• Problem statement
Would you repeat the listing exactly but omit every picture?
--- start Task material ---
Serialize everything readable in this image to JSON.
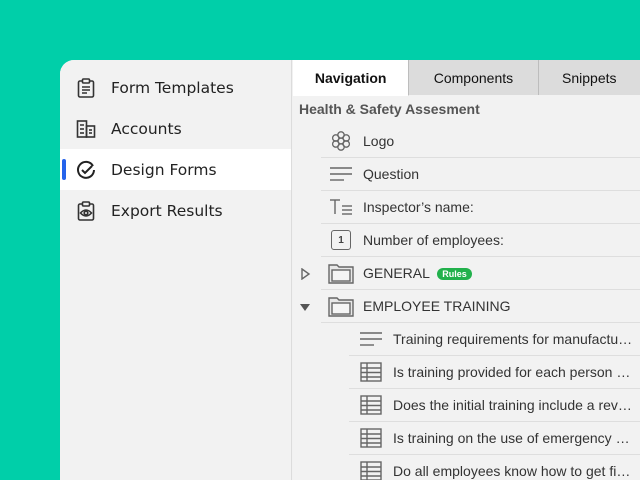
{
  "sidebar": {
    "items": [
      {
        "label": "Form Templates",
        "icon": "clipboard-list-icon"
      },
      {
        "label": "Accounts",
        "icon": "building-icon"
      },
      {
        "label": "Design Forms",
        "icon": "check-circle-icon",
        "active": true
      },
      {
        "label": "Export Results",
        "icon": "clipboard-eye-icon"
      }
    ]
  },
  "tabs": {
    "navigation": "Navigation",
    "components": "Components",
    "snippets": "Snippets"
  },
  "form": {
    "title": "Health & Safety Assesment"
  },
  "tree": {
    "logo": "Logo",
    "question": "Question",
    "inspector": "Inspector’s name:",
    "employees": "Number of employees:",
    "employees_icon_text": "1",
    "general": "GENERAL",
    "rules_badge": "Rules",
    "training": "EMPLOYEE TRAINING",
    "training_items": [
      "Training requirements for manufactu…",
      "Is training provided for each person …",
      "Does the initial training include a rev…",
      "Is training on the use of emergency …",
      "Do all employees know how to get fi…"
    ]
  },
  "colors": {
    "background": "#00cfa9",
    "active_indicator": "#2563eb",
    "rules_badge": "#22b14c"
  }
}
--- end Task material ---
• Finished exercise
Serialize everything readable in this image to JSON.
{
  "sidebar": {
    "items": [
      {
        "label": "Form Templates",
        "icon": "clipboard-list-icon"
      },
      {
        "label": "Accounts",
        "icon": "building-icon"
      },
      {
        "label": "Design Forms",
        "icon": "check-circle-icon",
        "active": true
      },
      {
        "label": "Export Results",
        "icon": "clipboard-eye-icon"
      }
    ]
  },
  "tabs": {
    "navigation": "Navigation",
    "components": "Components",
    "snippets": "Snippets"
  },
  "form": {
    "title": "Health & Safety Assesment"
  },
  "tree": {
    "logo": "Logo",
    "question": "Question",
    "inspector": "Inspector’s name:",
    "employees": "Number of employees:",
    "employees_icon_text": "1",
    "general": "GENERAL",
    "rules_badge": "Rules",
    "training": "EMPLOYEE TRAINING",
    "training_items": [
      "Training requirements for manufactu…",
      "Is training provided for each person …",
      "Does the initial training include a rev…",
      "Is training on the use of emergency …",
      "Do all employees know how to get fi…"
    ]
  },
  "colors": {
    "background": "#00cfa9",
    "active_indicator": "#2563eb",
    "rules_badge": "#22b14c"
  }
}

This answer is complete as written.